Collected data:
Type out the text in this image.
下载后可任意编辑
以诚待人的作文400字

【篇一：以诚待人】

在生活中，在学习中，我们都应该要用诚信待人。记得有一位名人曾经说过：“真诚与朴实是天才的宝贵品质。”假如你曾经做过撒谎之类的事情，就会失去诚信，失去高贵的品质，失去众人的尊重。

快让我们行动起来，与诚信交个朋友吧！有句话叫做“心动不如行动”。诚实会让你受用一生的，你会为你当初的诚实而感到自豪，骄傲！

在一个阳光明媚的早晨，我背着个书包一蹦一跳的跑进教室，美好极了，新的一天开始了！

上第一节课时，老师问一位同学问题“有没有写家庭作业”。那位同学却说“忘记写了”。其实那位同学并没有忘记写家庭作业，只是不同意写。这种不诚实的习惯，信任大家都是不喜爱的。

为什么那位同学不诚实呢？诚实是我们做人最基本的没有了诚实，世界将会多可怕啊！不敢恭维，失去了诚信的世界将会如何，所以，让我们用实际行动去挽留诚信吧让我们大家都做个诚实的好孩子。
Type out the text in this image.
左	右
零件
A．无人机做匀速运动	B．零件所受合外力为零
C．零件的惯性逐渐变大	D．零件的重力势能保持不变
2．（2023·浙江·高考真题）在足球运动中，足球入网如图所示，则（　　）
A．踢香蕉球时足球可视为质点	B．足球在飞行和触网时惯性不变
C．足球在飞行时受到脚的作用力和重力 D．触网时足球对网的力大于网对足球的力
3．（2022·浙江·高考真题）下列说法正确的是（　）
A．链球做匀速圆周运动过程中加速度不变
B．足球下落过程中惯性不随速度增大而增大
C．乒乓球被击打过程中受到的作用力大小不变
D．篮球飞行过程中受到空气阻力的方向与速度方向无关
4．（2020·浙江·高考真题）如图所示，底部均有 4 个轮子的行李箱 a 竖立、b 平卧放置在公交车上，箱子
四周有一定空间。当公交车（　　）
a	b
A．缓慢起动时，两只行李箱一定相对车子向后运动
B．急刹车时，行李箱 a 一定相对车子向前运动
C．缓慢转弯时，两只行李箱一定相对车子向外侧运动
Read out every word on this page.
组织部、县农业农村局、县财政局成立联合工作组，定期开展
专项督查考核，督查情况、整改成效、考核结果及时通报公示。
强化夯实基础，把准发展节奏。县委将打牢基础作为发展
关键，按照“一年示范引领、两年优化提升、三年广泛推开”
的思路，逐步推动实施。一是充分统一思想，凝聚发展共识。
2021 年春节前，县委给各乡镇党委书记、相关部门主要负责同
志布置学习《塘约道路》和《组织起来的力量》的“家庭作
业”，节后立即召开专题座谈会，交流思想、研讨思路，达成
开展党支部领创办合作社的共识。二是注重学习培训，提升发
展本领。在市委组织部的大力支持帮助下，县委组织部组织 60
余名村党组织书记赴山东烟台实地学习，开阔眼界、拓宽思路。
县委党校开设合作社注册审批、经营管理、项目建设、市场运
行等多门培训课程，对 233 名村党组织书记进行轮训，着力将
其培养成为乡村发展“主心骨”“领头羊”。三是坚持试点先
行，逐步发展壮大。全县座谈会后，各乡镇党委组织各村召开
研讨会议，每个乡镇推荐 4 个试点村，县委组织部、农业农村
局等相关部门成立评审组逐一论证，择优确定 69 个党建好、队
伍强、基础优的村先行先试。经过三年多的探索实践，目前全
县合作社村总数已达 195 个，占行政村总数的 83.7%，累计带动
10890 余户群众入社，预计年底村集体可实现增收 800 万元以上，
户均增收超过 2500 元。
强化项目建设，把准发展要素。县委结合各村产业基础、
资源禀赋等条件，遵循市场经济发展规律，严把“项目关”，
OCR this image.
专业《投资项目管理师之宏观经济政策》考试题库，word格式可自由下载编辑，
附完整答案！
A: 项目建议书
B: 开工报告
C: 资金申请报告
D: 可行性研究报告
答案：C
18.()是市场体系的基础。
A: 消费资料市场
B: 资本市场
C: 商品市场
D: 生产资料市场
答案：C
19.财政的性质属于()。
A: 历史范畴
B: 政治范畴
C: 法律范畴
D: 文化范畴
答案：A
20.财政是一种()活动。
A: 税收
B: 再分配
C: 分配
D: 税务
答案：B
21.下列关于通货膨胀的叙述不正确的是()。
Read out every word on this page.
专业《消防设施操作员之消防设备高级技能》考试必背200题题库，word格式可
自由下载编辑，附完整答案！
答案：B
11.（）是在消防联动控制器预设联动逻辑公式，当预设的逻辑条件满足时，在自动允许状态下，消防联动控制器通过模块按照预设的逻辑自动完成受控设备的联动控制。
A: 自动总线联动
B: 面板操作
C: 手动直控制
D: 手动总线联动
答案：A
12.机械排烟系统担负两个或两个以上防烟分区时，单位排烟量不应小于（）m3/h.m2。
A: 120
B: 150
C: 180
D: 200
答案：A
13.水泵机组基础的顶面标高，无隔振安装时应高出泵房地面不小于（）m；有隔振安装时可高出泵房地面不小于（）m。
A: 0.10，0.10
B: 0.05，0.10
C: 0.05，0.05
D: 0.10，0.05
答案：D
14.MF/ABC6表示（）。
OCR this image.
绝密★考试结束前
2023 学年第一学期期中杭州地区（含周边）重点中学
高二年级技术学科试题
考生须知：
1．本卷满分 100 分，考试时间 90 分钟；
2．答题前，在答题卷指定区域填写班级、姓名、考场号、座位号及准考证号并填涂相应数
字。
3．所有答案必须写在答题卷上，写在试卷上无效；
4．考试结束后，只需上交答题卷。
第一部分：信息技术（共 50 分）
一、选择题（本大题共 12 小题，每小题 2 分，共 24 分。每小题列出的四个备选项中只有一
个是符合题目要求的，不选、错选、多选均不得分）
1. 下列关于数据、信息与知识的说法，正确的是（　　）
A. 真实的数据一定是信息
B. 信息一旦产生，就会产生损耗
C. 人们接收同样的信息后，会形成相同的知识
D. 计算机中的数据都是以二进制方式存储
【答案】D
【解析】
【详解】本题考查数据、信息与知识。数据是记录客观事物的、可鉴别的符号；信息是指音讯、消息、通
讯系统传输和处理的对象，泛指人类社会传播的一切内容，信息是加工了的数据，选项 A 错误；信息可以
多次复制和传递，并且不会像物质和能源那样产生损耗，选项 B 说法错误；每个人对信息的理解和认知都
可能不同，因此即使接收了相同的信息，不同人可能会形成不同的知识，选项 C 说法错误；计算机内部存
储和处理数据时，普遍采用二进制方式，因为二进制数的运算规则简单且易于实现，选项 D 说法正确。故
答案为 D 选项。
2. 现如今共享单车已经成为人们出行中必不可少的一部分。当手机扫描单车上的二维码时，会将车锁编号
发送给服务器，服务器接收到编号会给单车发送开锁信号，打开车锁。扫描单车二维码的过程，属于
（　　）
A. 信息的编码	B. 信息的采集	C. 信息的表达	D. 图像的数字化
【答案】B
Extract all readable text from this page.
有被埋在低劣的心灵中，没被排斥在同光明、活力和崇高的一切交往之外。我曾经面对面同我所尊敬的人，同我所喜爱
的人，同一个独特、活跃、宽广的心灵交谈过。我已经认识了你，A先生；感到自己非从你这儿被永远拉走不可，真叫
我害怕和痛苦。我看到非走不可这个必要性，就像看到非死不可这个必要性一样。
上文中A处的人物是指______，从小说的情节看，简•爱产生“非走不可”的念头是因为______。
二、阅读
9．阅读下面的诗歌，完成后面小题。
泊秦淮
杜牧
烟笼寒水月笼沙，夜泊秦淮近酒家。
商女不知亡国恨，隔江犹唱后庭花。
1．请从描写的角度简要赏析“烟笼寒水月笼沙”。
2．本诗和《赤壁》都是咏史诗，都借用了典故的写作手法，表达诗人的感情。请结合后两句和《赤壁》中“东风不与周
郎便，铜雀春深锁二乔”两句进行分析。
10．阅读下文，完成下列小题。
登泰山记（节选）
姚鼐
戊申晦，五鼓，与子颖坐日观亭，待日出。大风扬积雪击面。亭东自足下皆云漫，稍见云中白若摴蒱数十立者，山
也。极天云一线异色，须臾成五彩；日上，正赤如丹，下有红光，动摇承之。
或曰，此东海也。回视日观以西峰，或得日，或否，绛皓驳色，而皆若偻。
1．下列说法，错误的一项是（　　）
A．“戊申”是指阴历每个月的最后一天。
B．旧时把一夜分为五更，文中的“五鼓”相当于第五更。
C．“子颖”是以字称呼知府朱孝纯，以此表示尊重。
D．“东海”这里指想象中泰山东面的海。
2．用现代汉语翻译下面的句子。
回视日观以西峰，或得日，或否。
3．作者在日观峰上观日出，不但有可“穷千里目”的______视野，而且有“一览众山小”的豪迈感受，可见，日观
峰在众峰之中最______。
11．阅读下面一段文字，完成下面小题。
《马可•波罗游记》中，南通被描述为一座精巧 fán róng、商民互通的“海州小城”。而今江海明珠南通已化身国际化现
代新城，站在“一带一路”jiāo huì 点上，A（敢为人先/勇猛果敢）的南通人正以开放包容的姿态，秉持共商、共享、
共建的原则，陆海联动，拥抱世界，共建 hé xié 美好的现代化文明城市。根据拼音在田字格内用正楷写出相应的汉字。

- **Work required**: Copy out the lines starting at the one containing "Extract all readable text from this page." and ending with the last line of the entries. Include nothing else.

- **Exercise result**:
Extract all readable text from this page.
有被埋在低劣的心灵中，没被排斥在同光明、活力和崇高的一切交往之外。我曾经面对面同我所尊敬的人，同我所喜爱
的人，同一个独特、活跃、宽广的心灵交谈过。我已经认识了你，A先生；感到自己非从你这儿被永远拉走不可，真叫
我害怕和痛苦。我看到非走不可这个必要性，就像看到非死不可这个必要性一样。
上文中A处的人物是指______，从小说的情节看，简•爱产生“非走不可”的念头是因为______。
二、阅读
9．阅读下面的诗歌，完成后面小题。
泊秦淮
杜牧
烟笼寒水月笼沙，夜泊秦淮近酒家。
商女不知亡国恨，隔江犹唱后庭花。
1．请从描写的角度简要赏析“烟笼寒水月笼沙”。
2．本诗和《赤壁》都是咏史诗，都借用了典故的写作手法，表达诗人的感情。请结合后两句和《赤壁》中“东风不与周
郎便，铜雀春深锁二乔”两句进行分析。
10．阅读下文，完成下列小题。
登泰山记（节选）
姚鼐
戊申晦，五鼓，与子颖坐日观亭，待日出。大风扬积雪击面。亭东自足下皆云漫，稍见云中白若摴蒱数十立者，山
也。极天云一线异色，须臾成五彩；日上，正赤如丹，下有红光，动摇承之。
或曰，此东海也。回视日观以西峰，或得日，或否，绛皓驳色，而皆若偻。
1．下列说法，错误的一项是（　　）
A．“戊申”是指阴历每个月的最后一天。
B．旧时把一夜分为五更，文中的“五鼓”相当于第五更。
C．“子颖”是以字称呼知府朱孝纯，以此表示尊重。
D．“东海”这里指想象中泰山东面的海。
2．用现代汉语翻译下面的句子。
回视日观以西峰，或得日，或否。
3．作者在日观峰上观日出，不但有可“穷千里目”的______视野，而且有“一览众山小”的豪迈感受，可见，日观
峰在众峰之中最______。
11．阅读下面一段文字，完成下面小题。
《马可•波罗游记》中，南通被描述为一座精巧 fán róng、商民互通的“海州小城”。而今江海明珠南通已化身国际化现
代新城，站在“一带一路”jiāo huì 点上，A（敢为人先/勇猛果敢）的南通人正以开放包容的姿态，秉持共商、共享、
共建的原则，陆海联动，拥抱世界，共建 hé xié 美好的现代化文明城市。根据拼音在田字格内用正楷写出相应的汉字。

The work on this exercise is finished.